» Exercise data
┌──

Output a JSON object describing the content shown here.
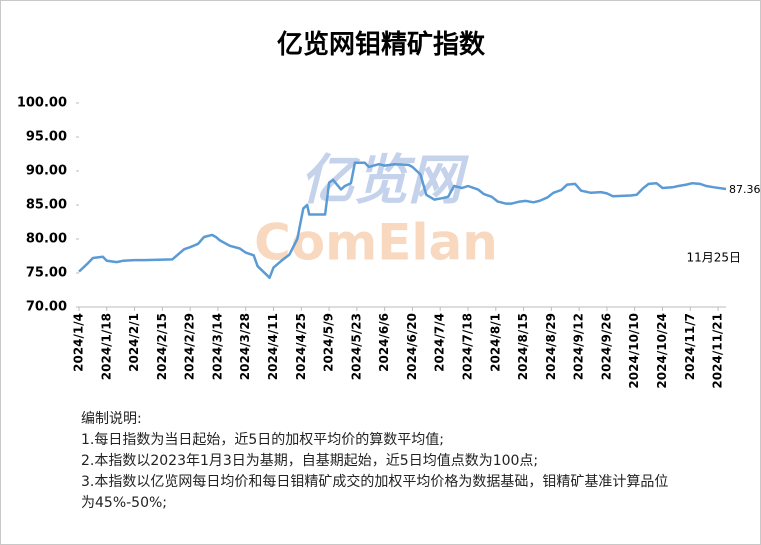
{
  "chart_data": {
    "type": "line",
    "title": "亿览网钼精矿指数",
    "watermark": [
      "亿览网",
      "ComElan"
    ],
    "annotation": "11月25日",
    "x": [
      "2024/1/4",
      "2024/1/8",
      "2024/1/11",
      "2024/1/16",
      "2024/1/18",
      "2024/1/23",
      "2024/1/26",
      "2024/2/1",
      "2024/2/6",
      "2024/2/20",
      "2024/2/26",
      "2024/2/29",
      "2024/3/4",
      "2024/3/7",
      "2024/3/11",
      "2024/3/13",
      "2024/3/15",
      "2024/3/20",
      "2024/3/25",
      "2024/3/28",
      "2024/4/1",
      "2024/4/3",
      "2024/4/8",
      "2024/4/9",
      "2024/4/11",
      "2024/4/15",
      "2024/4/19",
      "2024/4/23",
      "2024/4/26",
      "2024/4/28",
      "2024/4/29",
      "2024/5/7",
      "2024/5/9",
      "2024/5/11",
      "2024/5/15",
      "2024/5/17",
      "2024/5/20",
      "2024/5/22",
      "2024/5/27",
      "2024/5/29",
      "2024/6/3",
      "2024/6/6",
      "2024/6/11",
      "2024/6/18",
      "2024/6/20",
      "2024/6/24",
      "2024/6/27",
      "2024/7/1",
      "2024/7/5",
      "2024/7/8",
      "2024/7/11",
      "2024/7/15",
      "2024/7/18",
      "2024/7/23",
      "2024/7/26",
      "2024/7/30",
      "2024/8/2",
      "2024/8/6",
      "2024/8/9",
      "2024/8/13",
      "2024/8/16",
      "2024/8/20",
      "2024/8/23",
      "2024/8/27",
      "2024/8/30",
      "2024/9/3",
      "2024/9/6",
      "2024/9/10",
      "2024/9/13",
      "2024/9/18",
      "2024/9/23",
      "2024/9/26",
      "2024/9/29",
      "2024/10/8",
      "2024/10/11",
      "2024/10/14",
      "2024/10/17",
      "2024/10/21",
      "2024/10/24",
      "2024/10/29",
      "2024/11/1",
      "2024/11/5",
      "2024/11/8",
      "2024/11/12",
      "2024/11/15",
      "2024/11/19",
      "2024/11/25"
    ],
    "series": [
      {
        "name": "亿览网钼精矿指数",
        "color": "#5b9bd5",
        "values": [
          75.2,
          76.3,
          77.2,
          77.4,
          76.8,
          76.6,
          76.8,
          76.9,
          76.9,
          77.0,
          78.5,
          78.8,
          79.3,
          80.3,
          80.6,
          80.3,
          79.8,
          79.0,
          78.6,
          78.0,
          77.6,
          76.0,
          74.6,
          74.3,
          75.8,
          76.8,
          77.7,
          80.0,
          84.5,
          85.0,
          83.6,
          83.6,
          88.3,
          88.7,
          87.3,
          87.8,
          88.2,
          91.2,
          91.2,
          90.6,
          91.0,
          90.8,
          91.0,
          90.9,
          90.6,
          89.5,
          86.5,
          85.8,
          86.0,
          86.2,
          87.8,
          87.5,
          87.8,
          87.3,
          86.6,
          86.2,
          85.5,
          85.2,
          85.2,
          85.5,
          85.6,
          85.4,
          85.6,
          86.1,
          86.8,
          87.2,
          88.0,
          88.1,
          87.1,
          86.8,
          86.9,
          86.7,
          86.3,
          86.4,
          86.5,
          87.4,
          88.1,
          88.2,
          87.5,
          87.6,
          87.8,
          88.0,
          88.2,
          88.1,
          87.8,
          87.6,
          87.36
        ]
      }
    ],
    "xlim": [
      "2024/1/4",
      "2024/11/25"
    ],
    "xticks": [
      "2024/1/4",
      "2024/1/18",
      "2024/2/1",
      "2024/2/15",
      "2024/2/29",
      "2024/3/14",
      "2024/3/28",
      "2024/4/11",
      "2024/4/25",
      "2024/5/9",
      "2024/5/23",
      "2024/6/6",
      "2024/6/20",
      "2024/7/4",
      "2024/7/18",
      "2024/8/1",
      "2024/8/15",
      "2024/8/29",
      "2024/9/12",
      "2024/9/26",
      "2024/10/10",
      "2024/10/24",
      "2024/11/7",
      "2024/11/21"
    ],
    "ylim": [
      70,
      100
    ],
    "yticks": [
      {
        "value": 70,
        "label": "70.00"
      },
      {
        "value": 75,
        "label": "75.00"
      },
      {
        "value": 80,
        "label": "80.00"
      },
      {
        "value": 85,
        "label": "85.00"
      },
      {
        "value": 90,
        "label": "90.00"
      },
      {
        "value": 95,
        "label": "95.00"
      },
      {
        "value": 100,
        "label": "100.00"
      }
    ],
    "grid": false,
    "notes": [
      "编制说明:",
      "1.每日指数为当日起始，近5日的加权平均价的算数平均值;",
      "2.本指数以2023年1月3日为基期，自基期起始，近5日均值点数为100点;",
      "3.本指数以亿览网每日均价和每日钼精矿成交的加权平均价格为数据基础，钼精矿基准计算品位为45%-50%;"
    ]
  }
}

└──

» Given problem
Make an exact reproduction of the listing above, without any pictures.

» Response to the exercise
Output a JSON object describing the content shown here.
{
  "chart_data": {
    "type": "line",
    "title": "亿览网钼精矿指数",
    "watermark": [
      "亿览网",
      "ComElan"
    ],
    "annotation": "11月25日",
    "x": [
      "2024/1/4",
      "2024/1/8",
      "2024/1/11",
      "2024/1/16",
      "2024/1/18",
      "2024/1/23",
      "2024/1/26",
      "2024/2/1",
      "2024/2/6",
      "2024/2/20",
      "2024/2/26",
      "2024/2/29",
      "2024/3/4",
      "2024/3/7",
      "2024/3/11",
      "2024/3/13",
      "2024/3/15",
      "2024/3/20",
      "2024/3/25",
      "2024/3/28",
      "2024/4/1",
      "2024/4/3",
      "2024/4/8",
      "2024/4/9",
      "2024/4/11",
      "2024/4/15",
      "2024/4/19",
      "2024/4/23",
      "2024/4/26",
      "2024/4/28",
      "2024/4/29",
      "2024/5/7",
      "2024/5/9",
      "2024/5/11",
      "2024/5/15",
      "2024/5/17",
      "2024/5/20",
      "2024/5/22",
      "2024/5/27",
      "2024/5/29",
      "2024/6/3",
      "2024/6/6",
      "2024/6/11",
      "2024/6/18",
      "2024/6/20",
      "2024/6/24",
      "2024/6/27",
      "2024/7/1",
      "2024/7/5",
      "2024/7/8",
      "2024/7/11",
      "2024/7/15",
      "2024/7/18",
      "2024/7/23",
      "2024/7/26",
      "2024/7/30",
      "2024/8/2",
      "2024/8/6",
      "2024/8/9",
      "2024/8/13",
      "2024/8/16",
      "2024/8/20",
      "2024/8/23",
      "2024/8/27",
      "2024/8/30",
      "2024/9/3",
      "2024/9/6",
      "2024/9/10",
      "2024/9/13",
      "2024/9/18",
      "2024/9/23",
      "2024/9/26",
      "2024/9/29",
      "2024/10/8",
      "2024/10/11",
      "2024/10/14",
      "2024/10/17",
      "2024/10/21",
      "2024/10/24",
      "2024/10/29",
      "2024/11/1",
      "2024/11/5",
      "2024/11/8",
      "2024/11/12",
      "2024/11/15",
      "2024/11/19",
      "2024/11/25"
    ],
    "series": [
      {
        "name": "亿览网钼精矿指数",
        "color": "#5b9bd5",
        "values": [
          75.2,
          76.3,
          77.2,
          77.4,
          76.8,
          76.6,
          76.8,
          76.9,
          76.9,
          77.0,
          78.5,
          78.8,
          79.3,
          80.3,
          80.6,
          80.3,
          79.8,
          79.0,
          78.6,
          78.0,
          77.6,
          76.0,
          74.6,
          74.3,
          75.8,
          76.8,
          77.7,
          80.0,
          84.5,
          85.0,
          83.6,
          83.6,
          88.3,
          88.7,
          87.3,
          87.8,
          88.2,
          91.2,
          91.2,
          90.6,
          91.0,
          90.8,
          91.0,
          90.9,
          90.6,
          89.5,
          86.5,
          85.8,
          86.0,
          86.2,
          87.8,
          87.5,
          87.8,
          87.3,
          86.6,
          86.2,
          85.5,
          85.2,
          85.2,
          85.5,
          85.6,
          85.4,
          85.6,
          86.1,
          86.8,
          87.2,
          88.0,
          88.1,
          87.1,
          86.8,
          86.9,
          86.7,
          86.3,
          86.4,
          86.5,
          87.4,
          88.1,
          88.2,
          87.5,
          87.6,
          87.8,
          88.0,
          88.2,
          88.1,
          87.8,
          87.6,
          87.36
        ]
      }
    ],
    "xlim": [
      "2024/1/4",
      "2024/11/25"
    ],
    "xticks": [
      "2024/1/4",
      "2024/1/18",
      "2024/2/1",
      "2024/2/15",
      "2024/2/29",
      "2024/3/14",
      "2024/3/28",
      "2024/4/11",
      "2024/4/25",
      "2024/5/9",
      "2024/5/23",
      "2024/6/6",
      "2024/6/20",
      "2024/7/4",
      "2024/7/18",
      "2024/8/1",
      "2024/8/15",
      "2024/8/29",
      "2024/9/12",
      "2024/9/26",
      "2024/10/10",
      "2024/10/24",
      "2024/11/7",
      "2024/11/21"
    ],
    "ylim": [
      70,
      100
    ],
    "yticks": [
      {
        "value": 70,
        "label": "70.00"
      },
      {
        "value": 75,
        "label": "75.00"
      },
      {
        "value": 80,
        "label": "80.00"
      },
      {
        "value": 85,
        "label": "85.00"
      },
      {
        "value": 90,
        "label": "90.00"
      },
      {
        "value": 95,
        "label": "95.00"
      },
      {
        "value": 100,
        "label": "100.00"
      }
    ],
    "grid": false,
    "notes": [
      "编制说明:",
      "1.每日指数为当日起始，近5日的加权平均价的算数平均值;",
      "2.本指数以2023年1月3日为基期，自基期起始，近5日均值点数为100点;",
      "3.本指数以亿览网每日均价和每日钼精矿成交的加权平均价格为数据基础，钼精矿基准计算品位为45%-50%;"
    ]
  }
}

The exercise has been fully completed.